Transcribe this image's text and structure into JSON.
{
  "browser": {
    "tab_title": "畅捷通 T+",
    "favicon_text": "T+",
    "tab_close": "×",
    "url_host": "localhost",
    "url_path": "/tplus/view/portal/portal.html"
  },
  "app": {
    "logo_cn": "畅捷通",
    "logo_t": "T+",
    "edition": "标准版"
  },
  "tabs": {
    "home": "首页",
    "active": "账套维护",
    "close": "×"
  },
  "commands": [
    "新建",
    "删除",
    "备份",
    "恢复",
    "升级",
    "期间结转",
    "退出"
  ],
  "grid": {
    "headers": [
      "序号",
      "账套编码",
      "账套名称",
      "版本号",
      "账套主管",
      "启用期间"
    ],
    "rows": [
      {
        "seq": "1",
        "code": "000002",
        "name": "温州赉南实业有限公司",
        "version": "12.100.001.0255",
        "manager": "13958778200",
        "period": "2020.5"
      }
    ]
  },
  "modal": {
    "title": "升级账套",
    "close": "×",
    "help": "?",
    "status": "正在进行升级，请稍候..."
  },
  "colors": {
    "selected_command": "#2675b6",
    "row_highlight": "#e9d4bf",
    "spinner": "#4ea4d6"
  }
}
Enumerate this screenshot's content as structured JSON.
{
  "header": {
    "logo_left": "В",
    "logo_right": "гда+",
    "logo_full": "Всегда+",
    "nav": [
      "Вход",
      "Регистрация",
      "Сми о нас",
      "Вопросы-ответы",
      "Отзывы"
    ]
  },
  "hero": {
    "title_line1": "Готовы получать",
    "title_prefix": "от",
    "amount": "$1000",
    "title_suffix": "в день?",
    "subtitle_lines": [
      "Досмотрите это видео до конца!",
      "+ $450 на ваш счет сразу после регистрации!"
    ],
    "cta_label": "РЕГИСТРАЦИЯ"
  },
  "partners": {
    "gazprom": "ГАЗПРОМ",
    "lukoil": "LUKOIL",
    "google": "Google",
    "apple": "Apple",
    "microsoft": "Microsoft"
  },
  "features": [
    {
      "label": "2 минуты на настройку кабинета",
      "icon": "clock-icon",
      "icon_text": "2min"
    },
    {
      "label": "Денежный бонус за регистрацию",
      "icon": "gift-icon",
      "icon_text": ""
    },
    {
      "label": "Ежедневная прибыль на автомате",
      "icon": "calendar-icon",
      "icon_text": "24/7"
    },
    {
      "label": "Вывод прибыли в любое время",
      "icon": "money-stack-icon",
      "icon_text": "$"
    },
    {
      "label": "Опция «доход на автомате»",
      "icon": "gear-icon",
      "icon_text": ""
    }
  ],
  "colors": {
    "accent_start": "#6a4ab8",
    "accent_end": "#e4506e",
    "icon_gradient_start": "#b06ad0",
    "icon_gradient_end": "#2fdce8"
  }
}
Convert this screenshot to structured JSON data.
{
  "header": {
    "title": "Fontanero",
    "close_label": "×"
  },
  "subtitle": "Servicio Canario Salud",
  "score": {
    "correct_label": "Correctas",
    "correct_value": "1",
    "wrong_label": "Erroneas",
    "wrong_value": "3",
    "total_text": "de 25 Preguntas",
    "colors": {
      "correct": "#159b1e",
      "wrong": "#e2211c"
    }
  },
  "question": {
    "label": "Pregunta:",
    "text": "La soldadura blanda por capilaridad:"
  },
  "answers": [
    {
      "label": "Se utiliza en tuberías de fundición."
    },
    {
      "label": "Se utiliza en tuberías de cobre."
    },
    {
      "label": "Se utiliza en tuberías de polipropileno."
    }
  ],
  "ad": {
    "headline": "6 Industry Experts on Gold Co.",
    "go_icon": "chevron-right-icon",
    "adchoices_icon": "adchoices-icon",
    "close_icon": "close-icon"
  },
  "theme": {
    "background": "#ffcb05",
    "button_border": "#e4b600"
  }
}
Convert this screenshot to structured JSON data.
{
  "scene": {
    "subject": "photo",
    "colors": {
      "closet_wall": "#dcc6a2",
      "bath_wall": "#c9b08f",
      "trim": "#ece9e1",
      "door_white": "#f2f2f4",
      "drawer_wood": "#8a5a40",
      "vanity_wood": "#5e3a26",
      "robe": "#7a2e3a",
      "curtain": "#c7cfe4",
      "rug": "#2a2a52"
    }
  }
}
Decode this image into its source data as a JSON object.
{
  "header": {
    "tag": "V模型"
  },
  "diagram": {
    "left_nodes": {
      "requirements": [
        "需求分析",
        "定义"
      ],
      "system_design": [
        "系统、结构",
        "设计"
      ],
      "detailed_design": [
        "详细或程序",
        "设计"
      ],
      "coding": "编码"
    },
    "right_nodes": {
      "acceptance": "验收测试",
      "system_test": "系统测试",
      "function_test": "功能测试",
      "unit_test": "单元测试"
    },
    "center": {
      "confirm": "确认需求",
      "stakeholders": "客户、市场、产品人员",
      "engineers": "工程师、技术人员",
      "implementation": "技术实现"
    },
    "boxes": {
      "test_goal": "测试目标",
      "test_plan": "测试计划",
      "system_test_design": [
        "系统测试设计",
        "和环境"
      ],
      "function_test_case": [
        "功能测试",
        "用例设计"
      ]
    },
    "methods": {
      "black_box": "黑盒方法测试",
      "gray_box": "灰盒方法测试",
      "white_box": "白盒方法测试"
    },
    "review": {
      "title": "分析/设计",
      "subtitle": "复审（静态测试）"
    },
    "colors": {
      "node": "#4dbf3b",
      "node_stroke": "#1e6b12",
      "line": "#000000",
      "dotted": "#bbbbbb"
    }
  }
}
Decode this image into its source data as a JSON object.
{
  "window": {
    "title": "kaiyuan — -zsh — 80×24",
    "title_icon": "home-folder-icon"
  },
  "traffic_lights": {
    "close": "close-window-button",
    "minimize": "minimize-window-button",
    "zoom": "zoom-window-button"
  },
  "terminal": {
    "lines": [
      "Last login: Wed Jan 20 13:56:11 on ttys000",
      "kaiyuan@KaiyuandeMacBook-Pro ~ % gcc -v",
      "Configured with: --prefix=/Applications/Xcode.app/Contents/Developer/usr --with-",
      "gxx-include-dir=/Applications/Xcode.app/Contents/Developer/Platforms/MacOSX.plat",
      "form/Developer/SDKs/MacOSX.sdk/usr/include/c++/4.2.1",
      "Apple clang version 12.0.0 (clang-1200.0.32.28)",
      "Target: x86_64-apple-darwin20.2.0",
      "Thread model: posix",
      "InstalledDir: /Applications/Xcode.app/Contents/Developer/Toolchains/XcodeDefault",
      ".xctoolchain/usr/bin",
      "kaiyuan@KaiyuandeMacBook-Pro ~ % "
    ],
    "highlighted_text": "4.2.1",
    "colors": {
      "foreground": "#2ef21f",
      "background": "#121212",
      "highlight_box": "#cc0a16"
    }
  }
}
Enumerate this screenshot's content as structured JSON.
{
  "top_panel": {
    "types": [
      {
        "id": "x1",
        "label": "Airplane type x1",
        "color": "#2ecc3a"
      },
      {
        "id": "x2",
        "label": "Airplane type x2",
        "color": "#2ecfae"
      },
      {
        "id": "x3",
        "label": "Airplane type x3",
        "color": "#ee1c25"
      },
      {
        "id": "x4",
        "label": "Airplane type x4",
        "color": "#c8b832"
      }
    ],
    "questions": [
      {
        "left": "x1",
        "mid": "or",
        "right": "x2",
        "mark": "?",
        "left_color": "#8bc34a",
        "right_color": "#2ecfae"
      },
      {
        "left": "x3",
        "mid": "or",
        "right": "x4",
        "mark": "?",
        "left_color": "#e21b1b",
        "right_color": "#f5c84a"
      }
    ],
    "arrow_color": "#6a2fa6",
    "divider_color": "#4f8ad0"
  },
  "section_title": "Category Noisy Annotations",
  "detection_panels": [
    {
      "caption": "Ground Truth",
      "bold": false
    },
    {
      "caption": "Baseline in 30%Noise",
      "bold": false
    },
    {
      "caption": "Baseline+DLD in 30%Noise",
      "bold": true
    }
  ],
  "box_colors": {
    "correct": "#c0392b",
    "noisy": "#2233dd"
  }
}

● ● ● ●

# [SHORT EXERCISE]
Looking at the records above, count the lines where the word "utiliza" appears. State only the number.

# [OUTPUT FOR THIS EXERCISE]
3